Stored data entries
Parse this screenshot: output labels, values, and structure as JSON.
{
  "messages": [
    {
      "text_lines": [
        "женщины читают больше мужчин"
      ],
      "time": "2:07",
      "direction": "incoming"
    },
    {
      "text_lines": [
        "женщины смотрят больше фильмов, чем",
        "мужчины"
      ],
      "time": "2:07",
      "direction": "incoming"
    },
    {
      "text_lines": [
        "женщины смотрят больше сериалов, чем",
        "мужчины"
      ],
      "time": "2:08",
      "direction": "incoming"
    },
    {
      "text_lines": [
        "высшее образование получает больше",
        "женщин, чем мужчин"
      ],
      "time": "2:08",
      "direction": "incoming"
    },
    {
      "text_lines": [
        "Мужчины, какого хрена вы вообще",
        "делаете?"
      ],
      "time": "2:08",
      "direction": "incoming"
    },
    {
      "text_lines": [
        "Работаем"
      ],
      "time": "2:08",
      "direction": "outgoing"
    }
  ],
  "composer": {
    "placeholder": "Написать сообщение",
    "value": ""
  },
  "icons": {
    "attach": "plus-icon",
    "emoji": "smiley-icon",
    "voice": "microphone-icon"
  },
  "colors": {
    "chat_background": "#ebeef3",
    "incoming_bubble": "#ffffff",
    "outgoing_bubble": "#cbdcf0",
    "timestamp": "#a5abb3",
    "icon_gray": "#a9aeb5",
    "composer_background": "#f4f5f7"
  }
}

- YOUR INSTRUCTIONS:
Restate the listing in full, word for word.

- ANSWER TO THIS EXERCISE:
Parse this screenshot: output labels, values, and structure as JSON.
{
  "messages": [
    {
      "text_lines": [
        "женщины читают больше мужчин"
      ],
      "time": "2:07",
      "direction": "incoming"
    },
    {
      "text_lines": [
        "женщины смотрят больше фильмов, чем",
        "мужчины"
      ],
      "time": "2:07",
      "direction": "incoming"
    },
    {
      "text_lines": [
        "женщины смотрят больше сериалов, чем",
        "мужчины"
      ],
      "time": "2:08",
      "direction": "incoming"
    },
    {
      "text_lines": [
        "высшее образование получает больше",
        "женщин, чем мужчин"
      ],
      "time": "2:08",
      "direction": "incoming"
    },
    {
      "text_lines": [
        "Мужчины, какого хрена вы вообще",
        "делаете?"
      ],
      "time": "2:08",
      "direction": "incoming"
    },
    {
      "text_lines": [
        "Работаем"
      ],
      "time": "2:08",
      "direction": "outgoing"
    }
  ],
  "composer": {
    "placeholder": "Написать сообщение",
    "value": ""
  },
  "icons": {
    "attach": "plus-icon",
    "emoji": "smiley-icon",
    "voice": "microphone-icon"
  },
  "colors": {
    "chat_background": "#ebeef3",
    "incoming_bubble": "#ffffff",
    "outgoing_bubble": "#cbdcf0",
    "timestamp": "#a5abb3",
    "icon_gray": "#a9aeb5",
    "composer_background": "#f4f5f7"
  }
}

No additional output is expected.